_WHAT IS REQUIRED_: Quote every line as given.

_DATA FOR PROCESSING_:
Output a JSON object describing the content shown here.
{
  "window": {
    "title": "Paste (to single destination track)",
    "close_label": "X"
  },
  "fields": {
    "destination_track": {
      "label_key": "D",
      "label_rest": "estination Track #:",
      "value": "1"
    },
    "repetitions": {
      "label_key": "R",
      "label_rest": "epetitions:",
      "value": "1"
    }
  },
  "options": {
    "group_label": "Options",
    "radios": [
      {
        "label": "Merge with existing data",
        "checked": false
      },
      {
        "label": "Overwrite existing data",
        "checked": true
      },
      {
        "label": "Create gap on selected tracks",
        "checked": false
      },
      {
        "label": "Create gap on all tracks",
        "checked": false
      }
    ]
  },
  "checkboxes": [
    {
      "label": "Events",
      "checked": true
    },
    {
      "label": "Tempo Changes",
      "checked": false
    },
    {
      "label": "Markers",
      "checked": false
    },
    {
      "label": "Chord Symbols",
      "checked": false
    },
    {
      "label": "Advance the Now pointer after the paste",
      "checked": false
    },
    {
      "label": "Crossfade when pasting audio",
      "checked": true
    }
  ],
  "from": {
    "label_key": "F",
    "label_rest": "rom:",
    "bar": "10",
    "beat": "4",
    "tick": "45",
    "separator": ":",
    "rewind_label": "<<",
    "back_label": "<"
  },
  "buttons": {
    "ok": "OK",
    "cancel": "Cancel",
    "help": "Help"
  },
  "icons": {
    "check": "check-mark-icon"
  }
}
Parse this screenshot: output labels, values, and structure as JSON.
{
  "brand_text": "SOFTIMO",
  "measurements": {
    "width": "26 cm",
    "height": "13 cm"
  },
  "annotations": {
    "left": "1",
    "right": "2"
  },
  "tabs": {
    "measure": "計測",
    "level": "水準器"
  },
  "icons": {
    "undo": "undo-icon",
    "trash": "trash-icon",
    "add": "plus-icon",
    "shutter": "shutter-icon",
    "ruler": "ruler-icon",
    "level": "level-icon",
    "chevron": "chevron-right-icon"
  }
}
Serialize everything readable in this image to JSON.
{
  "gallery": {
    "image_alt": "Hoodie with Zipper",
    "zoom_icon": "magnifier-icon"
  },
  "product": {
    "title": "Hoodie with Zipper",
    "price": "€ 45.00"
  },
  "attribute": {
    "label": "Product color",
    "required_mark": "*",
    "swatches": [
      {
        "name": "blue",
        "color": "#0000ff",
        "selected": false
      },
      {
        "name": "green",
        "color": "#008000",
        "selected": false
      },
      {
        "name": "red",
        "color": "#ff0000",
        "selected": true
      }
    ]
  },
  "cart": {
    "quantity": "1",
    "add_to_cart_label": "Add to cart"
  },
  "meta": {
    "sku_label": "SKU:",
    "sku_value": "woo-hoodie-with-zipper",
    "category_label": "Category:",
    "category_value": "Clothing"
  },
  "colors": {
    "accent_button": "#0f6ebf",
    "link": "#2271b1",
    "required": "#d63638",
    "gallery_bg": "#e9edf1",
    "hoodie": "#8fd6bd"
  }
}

_FINAL RESULT_:
Output a JSON object describing the content shown here.
{
  "window": {
    "title": "Paste (to single destination track)",
    "close_label": "X"
  },
  "fields": {
    "destination_track": {
      "label_key": "D",
      "label_rest": "estination Track #:",
      "value": "1"
    },
    "repetitions": {
      "label_key": "R",
      "label_rest": "epetitions:",
      "value": "1"
    }
  },
  "options": {
    "group_label": "Options",
    "radios": [
      {
        "label": "Merge with existing data",
        "checked": false
      },
      {
        "label": "Overwrite existing data",
        "checked": true
      },
      {
        "label": "Create gap on selected tracks",
        "checked": false
      },
      {
        "label": "Create gap on all tracks",
        "checked": false
      }
    ]
  },
  "checkboxes": [
    {
      "label": "Events",
      "checked": true
    },
    {
      "label": "Tempo Changes",
      "checked": false
    },
    {
      "label": "Markers",
      "checked": false
    },
    {
      "label": "Chord Symbols",
      "checked": false
    },
    {
      "label": "Advance the Now pointer after the paste",
      "checked": false
    },
    {
      "label": "Crossfade when pasting audio",
      "checked": true
    }
  ],
  "from": {
    "label_key": "F",
    "label_rest": "rom:",
    "bar": "10",
    "beat": "4",
    "tick": "45",
    "separator": ":",
    "rewind_label": "<<",
    "back_label": "<"
  },
  "buttons": {
    "ok": "OK",
    "cancel": "Cancel",
    "help": "Help"
  },
  "icons": {
    "check": "check-mark-icon"
  }
}
Parse this screenshot: output labels, values, and structure as JSON.
{
  "brand_text": "SOFTIMO",
  "measurements": {
    "width": "26 cm",
    "height": "13 cm"
  },
  "annotations": {
    "left": "1",
    "right": "2"
  },
  "tabs": {
    "measure": "計測",
    "level": "水準器"
  },
  "icons": {
    "undo": "undo-icon",
    "trash": "trash-icon",
    "add": "plus-icon",
    "shutter": "shutter-icon",
    "ruler": "ruler-icon",
    "level": "level-icon",
    "chevron": "chevron-right-icon"
  }
}
Serialize everything readable in this image to JSON.
{
  "gallery": {
    "image_alt": "Hoodie with Zipper",
    "zoom_icon": "magnifier-icon"
  },
  "product": {
    "title": "Hoodie with Zipper",
    "price": "€ 45.00"
  },
  "attribute": {
    "label": "Product color",
    "required_mark": "*",
    "swatches": [
      {
        "name": "blue",
        "color": "#0000ff",
        "selected": false
      },
      {
        "name": "green",
        "color": "#008000",
        "selected": false
      },
      {
        "name": "red",
        "color": "#ff0000",
        "selected": true
      }
    ]
  },
  "cart": {
    "quantity": "1",
    "add_to_cart_label": "Add to cart"
  },
  "meta": {
    "sku_label": "SKU:",
    "sku_value": "woo-hoodie-with-zipper",
    "category_label": "Category:",
    "category_value": "Clothing"
  },
  "colors": {
    "accent_button": "#0f6ebf",
    "link": "#2271b1",
    "required": "#d63638",
    "gallery_bg": "#e9edf1",
    "hoodie": "#8fd6bd"
  }
}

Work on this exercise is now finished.